- _WRITTEN PROBLEM_: Return every row below word for word, keeping each line as it appears.

# Start of ITEMS

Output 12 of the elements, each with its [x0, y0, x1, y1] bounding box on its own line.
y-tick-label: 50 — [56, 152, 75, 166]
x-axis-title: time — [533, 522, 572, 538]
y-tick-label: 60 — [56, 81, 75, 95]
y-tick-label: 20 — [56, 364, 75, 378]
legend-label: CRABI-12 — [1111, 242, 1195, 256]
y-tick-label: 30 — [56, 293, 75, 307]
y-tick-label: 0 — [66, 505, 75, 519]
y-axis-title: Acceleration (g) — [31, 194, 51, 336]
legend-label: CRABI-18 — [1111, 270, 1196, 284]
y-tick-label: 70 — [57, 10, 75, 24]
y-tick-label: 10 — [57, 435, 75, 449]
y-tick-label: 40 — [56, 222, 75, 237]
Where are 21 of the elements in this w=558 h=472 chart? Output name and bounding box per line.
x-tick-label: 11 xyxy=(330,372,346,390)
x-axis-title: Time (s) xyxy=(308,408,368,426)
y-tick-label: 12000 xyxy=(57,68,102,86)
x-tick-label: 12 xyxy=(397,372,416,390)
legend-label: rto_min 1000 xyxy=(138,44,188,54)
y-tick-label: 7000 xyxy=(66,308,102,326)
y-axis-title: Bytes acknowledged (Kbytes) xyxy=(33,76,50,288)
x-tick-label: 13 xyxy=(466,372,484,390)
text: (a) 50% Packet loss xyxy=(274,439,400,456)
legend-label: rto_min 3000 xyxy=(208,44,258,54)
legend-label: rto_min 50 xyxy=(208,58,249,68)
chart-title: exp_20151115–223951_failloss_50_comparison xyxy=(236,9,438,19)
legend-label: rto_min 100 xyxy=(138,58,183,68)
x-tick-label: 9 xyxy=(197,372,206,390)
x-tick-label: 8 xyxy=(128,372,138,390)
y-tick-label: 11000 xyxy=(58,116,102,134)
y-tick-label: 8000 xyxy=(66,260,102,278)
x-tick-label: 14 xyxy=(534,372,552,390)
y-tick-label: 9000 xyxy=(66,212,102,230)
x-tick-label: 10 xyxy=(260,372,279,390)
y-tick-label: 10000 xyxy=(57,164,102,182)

# End of ITEMS

- _RESULT OF THIS EXERCISE_:
Output 12 of the elements, each with its [x0, y0, x1, y1] bounding box on its own line.
y-tick-label: 50 — [56, 152, 75, 166]
x-axis-title: time — [533, 522, 572, 538]
y-tick-label: 60 — [56, 81, 75, 95]
y-tick-label: 20 — [56, 364, 75, 378]
legend-label: CRABI-12 — [1111, 242, 1195, 256]
y-tick-label: 30 — [56, 293, 75, 307]
y-tick-label: 0 — [66, 505, 75, 519]
y-axis-title: Acceleration (g) — [31, 194, 51, 336]
legend-label: CRABI-18 — [1111, 270, 1196, 284]
y-tick-label: 70 — [57, 10, 75, 24]
y-tick-label: 10 — [57, 435, 75, 449]
y-tick-label: 40 — [56, 222, 75, 237]
Where are 21 of the elements in this w=558 h=472 chart? Output name and bounding box per line.
x-tick-label: 11 xyxy=(330,372,346,390)
x-axis-title: Time (s) xyxy=(308,408,368,426)
y-tick-label: 12000 xyxy=(57,68,102,86)
x-tick-label: 12 xyxy=(397,372,416,390)
legend-label: rto_min 1000 xyxy=(138,44,188,54)
y-tick-label: 7000 xyxy=(66,308,102,326)
y-axis-title: Bytes acknowledged (Kbytes) xyxy=(33,76,50,288)
x-tick-label: 13 xyxy=(466,372,484,390)
text: (a) 50% Packet loss xyxy=(274,439,400,456)
legend-label: rto_min 3000 xyxy=(208,44,258,54)
legend-label: rto_min 50 xyxy=(208,58,249,68)
chart-title: exp_20151115–223951_failloss_50_comparison xyxy=(236,9,438,19)
legend-label: rto_min 100 xyxy=(138,58,183,68)
x-tick-label: 9 xyxy=(197,372,206,390)
x-tick-label: 8 xyxy=(128,372,138,390)
y-tick-label: 11000 xyxy=(58,116,102,134)
y-tick-label: 8000 xyxy=(66,260,102,278)
x-tick-label: 14 xyxy=(534,372,552,390)
y-tick-label: 9000 xyxy=(66,212,102,230)
x-tick-label: 10 xyxy=(260,372,279,390)
y-tick-label: 10000 xyxy=(57,164,102,182)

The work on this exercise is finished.